— Challenge —
Could you copy every row below word for word, leaving out the pictures?

— Material provided —
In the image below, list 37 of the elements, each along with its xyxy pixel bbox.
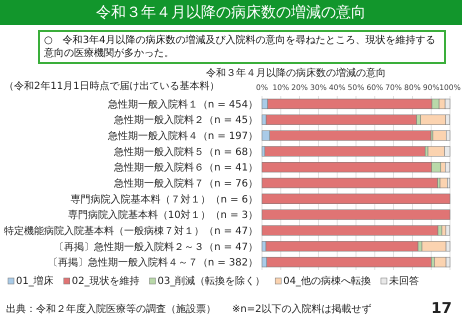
bar	[440, 178, 448, 188]
bar	[434, 256, 446, 268]
bar	[442, 225, 446, 236]
y-tick-label: 急性期一般入院料４（n = 197）	[106, 130, 258, 142]
y-axis-title: （令和2年11月1日時点で届け出ている基本料）	[4, 80, 220, 92]
legend-label: 未回答	[388, 275, 419, 287]
text: 令和３年４月以降の病床数の増減の意向	[206, 67, 386, 79]
y-tick-label: 急性期一般入院料５（n = 68）	[113, 146, 258, 158]
y-tick-label: 〔再掲〕急性期一般入院料４～７（n = 382）	[48, 256, 258, 269]
y-tick-label: 特定機能病院入院基本料（一般病棟７対１）（n = 47）	[4, 224, 258, 237]
bar	[422, 241, 446, 252]
bar	[432, 130, 446, 141]
bar	[262, 194, 450, 204]
y-tick-label: 急性期一般入院料２（n = 45）	[113, 114, 258, 126]
y-tick-label: 急性期一般入院料７（n = 76）	[113, 178, 258, 190]
legend-label: 02_現状を維持	[72, 275, 140, 287]
source-note: 出典：令和２年度入院医療等の調査（施設票）	[6, 303, 216, 315]
chart-title: 令和３年４月以降の病床数の増減の意向	[0, 0, 462, 25]
bar	[420, 114, 446, 125]
y-tick-label: 専門病院入院基本料（10対１）（n = 3）	[68, 209, 258, 222]
bar	[446, 225, 450, 236]
bar	[266, 241, 418, 252]
bar	[264, 146, 426, 157]
bar	[262, 209, 450, 220]
y-tick-label: 専門病院入院基本料（７対１）（n = 6）	[70, 193, 258, 206]
y-tick-label: 〔再掲〕急性期一般入院料２～３（n = 47）	[54, 240, 258, 253]
legend-label: 04_他の病棟へ転換	[283, 275, 371, 287]
text: 17	[431, 299, 452, 317]
bar	[262, 178, 438, 188]
text: ※n=2以下の入院料は掲載せず	[232, 303, 372, 315]
chart-subtitle: ○ 令和3年4月以降の病床数の増減及び入院料の意向を尋ねたところ、現状を維持する意向の医療機関が多かった。	[38, 30, 446, 64]
legend-label: 03_削減（転換を除く）	[157, 275, 266, 287]
bar	[266, 114, 417, 125]
y-tick-label: 急性期一般入院料１（n = 454）	[106, 98, 258, 110]
legend-label: 01_増床	[16, 275, 54, 287]
bar	[262, 225, 438, 236]
y-tick-label: 急性期一般入院料６（n = 41）	[113, 162, 258, 174]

— Solution to the exercise —
In the image below, list 37 of the elements, each along with its xyxy pixel bbox.
bar	[440, 178, 448, 188]
bar	[434, 256, 446, 268]
bar	[442, 225, 446, 236]
y-tick-label: 急性期一般入院料４（n = 197）	[106, 130, 258, 142]
y-axis-title: （令和2年11月1日時点で届け出ている基本料）	[4, 80, 220, 92]
legend-label: 未回答	[388, 275, 419, 287]
text: 令和３年４月以降の病床数の増減の意向	[206, 67, 386, 79]
y-tick-label: 急性期一般入院料５（n = 68）	[113, 146, 258, 158]
y-tick-label: 〔再掲〕急性期一般入院料４～７（n = 382）	[48, 256, 258, 269]
y-tick-label: 特定機能病院入院基本料（一般病棟７対１）（n = 47）	[4, 224, 258, 237]
bar	[422, 241, 446, 252]
bar	[432, 130, 446, 141]
bar	[262, 194, 450, 204]
y-tick-label: 急性期一般入院料２（n = 45）	[113, 114, 258, 126]
y-tick-label: 急性期一般入院料７（n = 76）	[113, 178, 258, 190]
legend-label: 02_現状を維持	[72, 275, 140, 287]
source-note: 出典：令和２年度入院医療等の調査（施設票）	[6, 303, 216, 315]
chart-title: 令和３年４月以降の病床数の増減の意向	[0, 0, 462, 25]
bar	[420, 114, 446, 125]
y-tick-label: 専門病院入院基本料（10対１）（n = 3）	[68, 209, 258, 222]
bar	[446, 225, 450, 236]
bar	[266, 241, 418, 252]
bar	[264, 146, 426, 157]
bar	[262, 209, 450, 220]
y-tick-label: 専門病院入院基本料（７対１）（n = 6）	[70, 193, 258, 206]
y-tick-label: 〔再掲〕急性期一般入院料２～３（n = 47）	[54, 240, 258, 253]
legend-label: 04_他の病棟へ転換	[283, 275, 371, 287]
text: 17	[431, 299, 452, 317]
bar	[262, 178, 438, 188]
text: ※n=2以下の入院料は掲載せず	[232, 303, 372, 315]
chart-subtitle: ○ 令和3年4月以降の病床数の増減及び入院料の意向を尋ねたところ、現状を維持する意向の医療機関が多かった。	[38, 30, 446, 64]
legend-label: 03_削減（転換を除く）	[157, 275, 266, 287]
bar	[266, 114, 417, 125]
y-tick-label: 急性期一般入院料１（n = 454）	[106, 98, 258, 110]
legend-label: 01_増床	[16, 275, 54, 287]
bar	[262, 225, 438, 236]
y-tick-label: 急性期一般入院料６（n = 41）	[113, 162, 258, 174]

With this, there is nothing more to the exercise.